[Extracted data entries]
# # #

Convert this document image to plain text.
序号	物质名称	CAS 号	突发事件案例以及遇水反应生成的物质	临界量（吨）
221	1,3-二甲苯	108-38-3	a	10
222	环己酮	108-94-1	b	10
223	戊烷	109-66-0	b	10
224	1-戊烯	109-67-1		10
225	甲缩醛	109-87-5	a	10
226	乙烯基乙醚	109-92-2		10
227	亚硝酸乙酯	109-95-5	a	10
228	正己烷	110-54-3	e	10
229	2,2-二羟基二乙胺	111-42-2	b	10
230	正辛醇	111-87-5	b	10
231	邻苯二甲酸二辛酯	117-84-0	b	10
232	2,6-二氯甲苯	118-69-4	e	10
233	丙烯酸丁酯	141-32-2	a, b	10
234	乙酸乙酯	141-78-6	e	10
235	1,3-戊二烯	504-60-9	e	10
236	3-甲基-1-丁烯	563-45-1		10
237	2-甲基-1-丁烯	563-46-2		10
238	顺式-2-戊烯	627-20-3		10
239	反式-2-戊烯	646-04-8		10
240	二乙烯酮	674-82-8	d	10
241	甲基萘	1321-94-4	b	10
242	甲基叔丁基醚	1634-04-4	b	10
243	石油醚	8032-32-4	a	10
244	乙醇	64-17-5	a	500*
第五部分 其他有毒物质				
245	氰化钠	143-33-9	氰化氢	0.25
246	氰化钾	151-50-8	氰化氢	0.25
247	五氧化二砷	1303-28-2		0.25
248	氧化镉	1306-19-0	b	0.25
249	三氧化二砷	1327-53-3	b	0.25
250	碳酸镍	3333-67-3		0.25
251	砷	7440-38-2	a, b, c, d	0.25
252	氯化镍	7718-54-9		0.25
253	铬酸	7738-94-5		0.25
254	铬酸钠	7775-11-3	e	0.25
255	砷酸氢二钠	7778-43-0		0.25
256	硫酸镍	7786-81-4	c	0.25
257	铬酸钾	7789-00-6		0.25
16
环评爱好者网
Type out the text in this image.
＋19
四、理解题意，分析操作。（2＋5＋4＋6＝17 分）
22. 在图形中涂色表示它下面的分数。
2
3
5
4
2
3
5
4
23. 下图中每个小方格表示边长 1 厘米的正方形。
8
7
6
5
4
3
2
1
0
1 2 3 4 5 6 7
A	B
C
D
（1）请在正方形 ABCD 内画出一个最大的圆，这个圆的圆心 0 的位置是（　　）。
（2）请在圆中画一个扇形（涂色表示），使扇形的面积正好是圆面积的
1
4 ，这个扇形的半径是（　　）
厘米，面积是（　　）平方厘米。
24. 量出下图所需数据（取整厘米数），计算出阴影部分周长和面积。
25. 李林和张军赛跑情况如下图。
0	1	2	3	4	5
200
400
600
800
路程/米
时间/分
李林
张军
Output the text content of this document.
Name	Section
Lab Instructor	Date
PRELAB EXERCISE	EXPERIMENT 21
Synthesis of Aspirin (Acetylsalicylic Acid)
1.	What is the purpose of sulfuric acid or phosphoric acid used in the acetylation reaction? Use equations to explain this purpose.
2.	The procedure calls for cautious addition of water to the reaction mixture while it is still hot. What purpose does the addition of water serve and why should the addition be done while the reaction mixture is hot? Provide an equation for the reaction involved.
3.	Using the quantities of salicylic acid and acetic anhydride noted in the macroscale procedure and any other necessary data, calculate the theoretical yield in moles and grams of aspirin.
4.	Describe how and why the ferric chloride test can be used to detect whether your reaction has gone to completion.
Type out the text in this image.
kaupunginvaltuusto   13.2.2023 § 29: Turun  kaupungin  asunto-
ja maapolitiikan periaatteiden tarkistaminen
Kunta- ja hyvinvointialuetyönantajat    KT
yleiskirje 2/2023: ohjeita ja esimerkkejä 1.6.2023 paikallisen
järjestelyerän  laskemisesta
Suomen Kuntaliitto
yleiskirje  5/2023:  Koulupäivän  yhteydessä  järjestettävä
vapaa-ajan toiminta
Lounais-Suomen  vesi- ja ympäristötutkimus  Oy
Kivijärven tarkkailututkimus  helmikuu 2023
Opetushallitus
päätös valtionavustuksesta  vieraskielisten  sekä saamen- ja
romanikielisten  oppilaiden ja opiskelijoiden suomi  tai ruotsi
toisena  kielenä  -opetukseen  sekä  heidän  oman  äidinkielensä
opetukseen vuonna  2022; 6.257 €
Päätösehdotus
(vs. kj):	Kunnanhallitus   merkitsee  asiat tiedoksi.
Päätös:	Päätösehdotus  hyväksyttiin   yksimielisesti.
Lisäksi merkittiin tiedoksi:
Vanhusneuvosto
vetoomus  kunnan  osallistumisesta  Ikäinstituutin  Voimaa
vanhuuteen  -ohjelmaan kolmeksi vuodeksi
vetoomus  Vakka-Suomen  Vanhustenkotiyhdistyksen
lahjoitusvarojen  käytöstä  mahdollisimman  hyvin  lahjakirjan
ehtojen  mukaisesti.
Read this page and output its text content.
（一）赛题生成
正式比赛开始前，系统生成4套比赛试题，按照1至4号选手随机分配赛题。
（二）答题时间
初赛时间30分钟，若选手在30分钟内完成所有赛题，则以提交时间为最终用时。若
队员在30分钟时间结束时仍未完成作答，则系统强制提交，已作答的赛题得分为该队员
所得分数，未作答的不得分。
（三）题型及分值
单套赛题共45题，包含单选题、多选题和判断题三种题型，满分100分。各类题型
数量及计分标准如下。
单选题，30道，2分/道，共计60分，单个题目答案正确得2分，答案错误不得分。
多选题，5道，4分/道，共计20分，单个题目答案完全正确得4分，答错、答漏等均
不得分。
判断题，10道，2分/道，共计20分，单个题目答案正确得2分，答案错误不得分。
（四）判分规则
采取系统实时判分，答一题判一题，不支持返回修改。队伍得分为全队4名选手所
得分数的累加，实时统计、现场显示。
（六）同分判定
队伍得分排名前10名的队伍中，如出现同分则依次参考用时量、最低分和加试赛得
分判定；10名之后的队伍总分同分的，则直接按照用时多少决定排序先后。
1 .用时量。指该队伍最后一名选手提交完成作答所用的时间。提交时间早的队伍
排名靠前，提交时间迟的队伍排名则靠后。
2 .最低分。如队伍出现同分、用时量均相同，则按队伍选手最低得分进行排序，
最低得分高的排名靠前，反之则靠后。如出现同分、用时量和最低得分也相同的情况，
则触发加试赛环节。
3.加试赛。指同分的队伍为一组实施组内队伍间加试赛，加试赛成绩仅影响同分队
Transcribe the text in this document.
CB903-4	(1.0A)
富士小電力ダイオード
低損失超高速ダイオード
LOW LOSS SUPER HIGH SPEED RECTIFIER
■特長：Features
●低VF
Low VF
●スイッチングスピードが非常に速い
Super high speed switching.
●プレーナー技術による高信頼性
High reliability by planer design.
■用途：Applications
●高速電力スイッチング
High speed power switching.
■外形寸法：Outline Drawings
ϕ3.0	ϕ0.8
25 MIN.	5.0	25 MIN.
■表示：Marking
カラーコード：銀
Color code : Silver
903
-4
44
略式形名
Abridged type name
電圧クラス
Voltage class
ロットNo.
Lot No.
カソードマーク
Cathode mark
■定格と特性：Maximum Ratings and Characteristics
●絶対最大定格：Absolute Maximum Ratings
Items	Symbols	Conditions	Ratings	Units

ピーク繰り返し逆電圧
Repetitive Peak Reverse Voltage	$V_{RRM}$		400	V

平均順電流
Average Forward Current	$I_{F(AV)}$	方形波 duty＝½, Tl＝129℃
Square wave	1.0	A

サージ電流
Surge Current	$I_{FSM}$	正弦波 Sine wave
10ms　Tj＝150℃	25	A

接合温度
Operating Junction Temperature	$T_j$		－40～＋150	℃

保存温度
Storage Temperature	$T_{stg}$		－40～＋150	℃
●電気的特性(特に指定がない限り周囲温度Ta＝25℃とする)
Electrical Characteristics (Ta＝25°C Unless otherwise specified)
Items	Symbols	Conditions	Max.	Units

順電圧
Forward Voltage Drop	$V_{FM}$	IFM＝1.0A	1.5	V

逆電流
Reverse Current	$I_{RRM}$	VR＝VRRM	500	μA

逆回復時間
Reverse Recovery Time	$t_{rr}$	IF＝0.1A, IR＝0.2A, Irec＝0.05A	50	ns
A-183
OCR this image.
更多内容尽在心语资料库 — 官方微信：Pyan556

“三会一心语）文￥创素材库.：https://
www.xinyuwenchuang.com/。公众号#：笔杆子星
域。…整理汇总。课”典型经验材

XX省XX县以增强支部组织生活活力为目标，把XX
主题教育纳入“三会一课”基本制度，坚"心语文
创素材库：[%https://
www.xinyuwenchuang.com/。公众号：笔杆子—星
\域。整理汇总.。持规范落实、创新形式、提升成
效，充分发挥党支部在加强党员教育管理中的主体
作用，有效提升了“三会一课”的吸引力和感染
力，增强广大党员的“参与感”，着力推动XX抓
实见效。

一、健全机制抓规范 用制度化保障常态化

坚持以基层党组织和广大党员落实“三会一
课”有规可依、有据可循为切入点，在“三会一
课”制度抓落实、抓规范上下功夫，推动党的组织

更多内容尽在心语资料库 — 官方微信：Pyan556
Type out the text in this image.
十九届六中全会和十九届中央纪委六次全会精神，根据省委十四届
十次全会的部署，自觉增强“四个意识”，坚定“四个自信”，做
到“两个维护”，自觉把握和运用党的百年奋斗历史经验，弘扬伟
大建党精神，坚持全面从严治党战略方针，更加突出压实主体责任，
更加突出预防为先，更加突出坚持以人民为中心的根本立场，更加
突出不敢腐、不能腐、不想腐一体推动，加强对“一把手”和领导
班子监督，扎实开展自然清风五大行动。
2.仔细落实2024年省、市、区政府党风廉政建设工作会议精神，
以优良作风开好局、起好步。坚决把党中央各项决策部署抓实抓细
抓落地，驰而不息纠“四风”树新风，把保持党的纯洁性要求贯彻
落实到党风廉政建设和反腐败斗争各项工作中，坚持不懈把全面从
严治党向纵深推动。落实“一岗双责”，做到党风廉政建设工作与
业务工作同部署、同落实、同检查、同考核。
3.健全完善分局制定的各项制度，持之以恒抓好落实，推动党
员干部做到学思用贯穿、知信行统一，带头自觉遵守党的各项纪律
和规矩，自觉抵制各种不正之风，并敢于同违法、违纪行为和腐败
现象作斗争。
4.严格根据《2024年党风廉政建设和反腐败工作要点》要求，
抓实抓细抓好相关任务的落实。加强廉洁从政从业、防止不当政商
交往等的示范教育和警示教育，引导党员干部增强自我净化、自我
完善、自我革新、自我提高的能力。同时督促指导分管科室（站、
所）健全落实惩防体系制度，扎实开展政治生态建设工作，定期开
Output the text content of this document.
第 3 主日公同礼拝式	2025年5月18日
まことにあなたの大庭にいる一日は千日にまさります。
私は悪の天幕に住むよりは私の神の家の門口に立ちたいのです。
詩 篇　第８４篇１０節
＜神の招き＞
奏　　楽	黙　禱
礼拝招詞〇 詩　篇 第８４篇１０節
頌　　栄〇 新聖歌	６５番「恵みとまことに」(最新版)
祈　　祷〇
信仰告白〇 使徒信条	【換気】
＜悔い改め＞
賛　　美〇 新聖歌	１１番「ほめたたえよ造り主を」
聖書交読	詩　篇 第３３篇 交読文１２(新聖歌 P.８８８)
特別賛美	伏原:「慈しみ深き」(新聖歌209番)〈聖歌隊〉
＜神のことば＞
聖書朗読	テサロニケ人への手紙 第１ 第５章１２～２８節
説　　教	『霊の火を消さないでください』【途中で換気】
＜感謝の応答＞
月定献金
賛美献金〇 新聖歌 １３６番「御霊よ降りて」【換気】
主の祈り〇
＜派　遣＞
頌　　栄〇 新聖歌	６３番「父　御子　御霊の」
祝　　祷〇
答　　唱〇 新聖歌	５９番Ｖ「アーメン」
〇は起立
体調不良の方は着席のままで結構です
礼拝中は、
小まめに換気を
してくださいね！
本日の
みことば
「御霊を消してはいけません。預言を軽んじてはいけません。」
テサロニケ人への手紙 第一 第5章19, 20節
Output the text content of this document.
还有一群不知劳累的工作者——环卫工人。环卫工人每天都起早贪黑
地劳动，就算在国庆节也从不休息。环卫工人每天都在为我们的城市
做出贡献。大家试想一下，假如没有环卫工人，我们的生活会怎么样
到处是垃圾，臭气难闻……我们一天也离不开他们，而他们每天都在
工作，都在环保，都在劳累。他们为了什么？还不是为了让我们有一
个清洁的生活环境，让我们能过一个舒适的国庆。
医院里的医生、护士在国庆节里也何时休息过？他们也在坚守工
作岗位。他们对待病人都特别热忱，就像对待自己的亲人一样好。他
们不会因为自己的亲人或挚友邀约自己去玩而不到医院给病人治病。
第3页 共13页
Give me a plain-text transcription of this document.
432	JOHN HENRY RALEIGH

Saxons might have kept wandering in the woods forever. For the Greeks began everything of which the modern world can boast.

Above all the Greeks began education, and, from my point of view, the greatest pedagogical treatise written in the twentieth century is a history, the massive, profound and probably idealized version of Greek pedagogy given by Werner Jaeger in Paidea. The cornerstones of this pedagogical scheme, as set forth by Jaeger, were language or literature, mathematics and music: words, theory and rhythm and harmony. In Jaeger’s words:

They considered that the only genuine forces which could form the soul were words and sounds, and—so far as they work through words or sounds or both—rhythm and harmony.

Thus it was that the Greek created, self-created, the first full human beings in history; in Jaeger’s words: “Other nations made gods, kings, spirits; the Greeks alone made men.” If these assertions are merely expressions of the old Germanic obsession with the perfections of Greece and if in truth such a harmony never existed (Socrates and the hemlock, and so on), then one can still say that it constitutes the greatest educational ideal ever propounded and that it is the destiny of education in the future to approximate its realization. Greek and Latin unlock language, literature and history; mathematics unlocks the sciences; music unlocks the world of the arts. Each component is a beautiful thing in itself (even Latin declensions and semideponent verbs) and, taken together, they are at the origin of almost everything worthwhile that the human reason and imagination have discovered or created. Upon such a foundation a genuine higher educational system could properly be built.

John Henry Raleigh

# # #

Problem:
Go over the records above and tally each line that includes "tiedoksi". Give the total by itself.

Exercise answer:
2